#### Requirement
The entries below contain pictures. Retype everything except those pictures, exactly as given.

Items from a figure collection:
[BEGIN]
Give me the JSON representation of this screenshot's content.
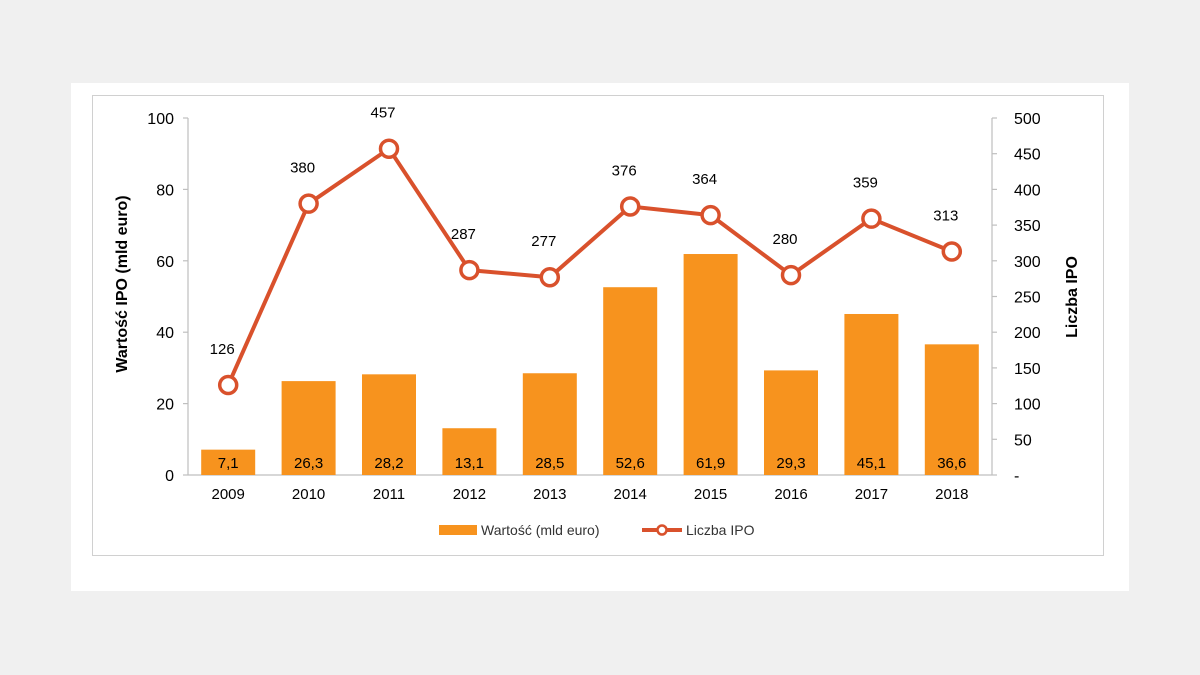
{
  "chart_data": {
    "type": "bar",
    "categories": [
      "2009",
      "2010",
      "2011",
      "2012",
      "2013",
      "2014",
      "2015",
      "2016",
      "2017",
      "2018"
    ],
    "series": [
      {
        "name": "Wartość (mld euro)",
        "type": "bar",
        "axis": "left",
        "values": [
          7.1,
          26.3,
          28.2,
          13.1,
          28.5,
          52.6,
          61.9,
          29.3,
          45.1,
          36.6
        ],
        "labels": [
          "7,1",
          "26,3",
          "28,2",
          "13,1",
          "28,5",
          "52,6",
          "61,9",
          "29,3",
          "45,1",
          "36,6"
        ],
        "color": "#f7931e"
      },
      {
        "name": "Liczba IPO",
        "type": "line",
        "axis": "right",
        "values": [
          126,
          380,
          457,
          287,
          277,
          376,
          364,
          280,
          359,
          313
        ],
        "labels": [
          "126",
          "380",
          "457",
          "287",
          "277",
          "376",
          "364",
          "280",
          "359",
          "313"
        ],
        "color": "#d9512c"
      }
    ],
    "y_left": {
      "label": "Wartość IPO (mld euro)",
      "ylim": [
        0,
        100
      ],
      "ticks": [
        "0",
        "20",
        "40",
        "60",
        "80",
        "100"
      ]
    },
    "y_right": {
      "label": "Liczba IPO",
      "ylim": [
        0,
        500
      ],
      "ticks": [
        "-",
        "50",
        "100",
        "150",
        "200",
        "250",
        "300",
        "350",
        "400",
        "450",
        "500"
      ]
    },
    "grid": false,
    "legend": "bottom"
  }
}
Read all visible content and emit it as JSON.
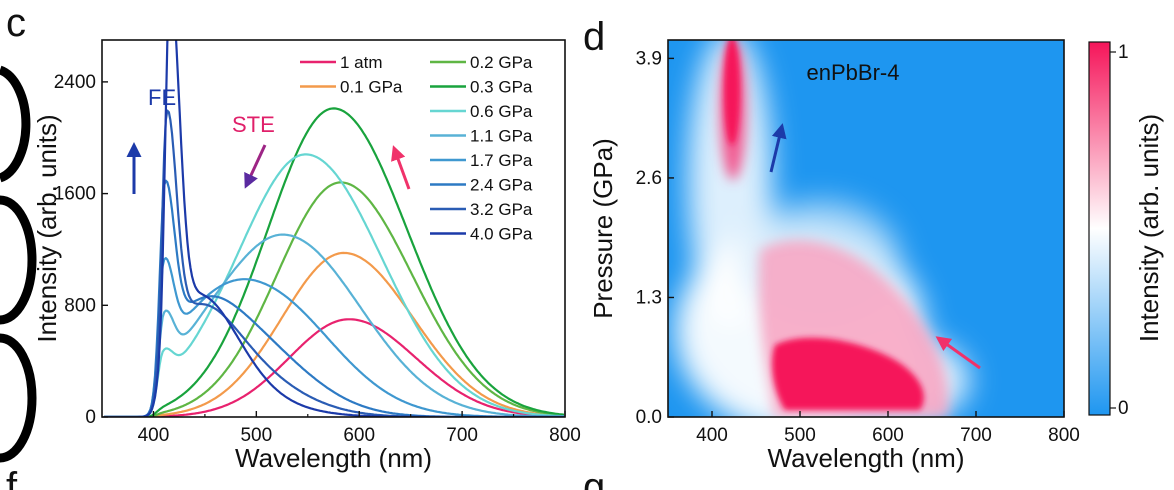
[END]
#### Worked answer
Give me the JSON representation of this screenshot's content.
{
  "chart_data": {
    "type": "bar",
    "categories": [
      "2009",
      "2010",
      "2011",
      "2012",
      "2013",
      "2014",
      "2015",
      "2016",
      "2017",
      "2018"
    ],
    "series": [
      {
        "name": "Wartość (mld euro)",
        "type": "bar",
        "axis": "left",
        "values": [
          7.1,
          26.3,
          28.2,
          13.1,
          28.5,
          52.6,
          61.9,
          29.3,
          45.1,
          36.6
        ],
        "labels": [
          "7,1",
          "26,3",
          "28,2",
          "13,1",
          "28,5",
          "52,6",
          "61,9",
          "29,3",
          "45,1",
          "36,6"
        ],
        "color": "#f7931e"
      },
      {
        "name": "Liczba IPO",
        "type": "line",
        "axis": "right",
        "values": [
          126,
          380,
          457,
          287,
          277,
          376,
          364,
          280,
          359,
          313
        ],
        "labels": [
          "126",
          "380",
          "457",
          "287",
          "277",
          "376",
          "364",
          "280",
          "359",
          "313"
        ],
        "color": "#d9512c"
      }
    ],
    "y_left": {
      "label": "Wartość IPO (mld euro)",
      "ylim": [
        0,
        100
      ],
      "ticks": [
        "0",
        "20",
        "40",
        "60",
        "80",
        "100"
      ]
    },
    "y_right": {
      "label": "Liczba IPO",
      "ylim": [
        0,
        500
      ],
      "ticks": [
        "-",
        "50",
        "100",
        "150",
        "200",
        "250",
        "300",
        "350",
        "400",
        "450",
        "500"
      ]
    },
    "grid": false,
    "legend": "bottom"
  }
}
Read all visible content and emit it as JSON.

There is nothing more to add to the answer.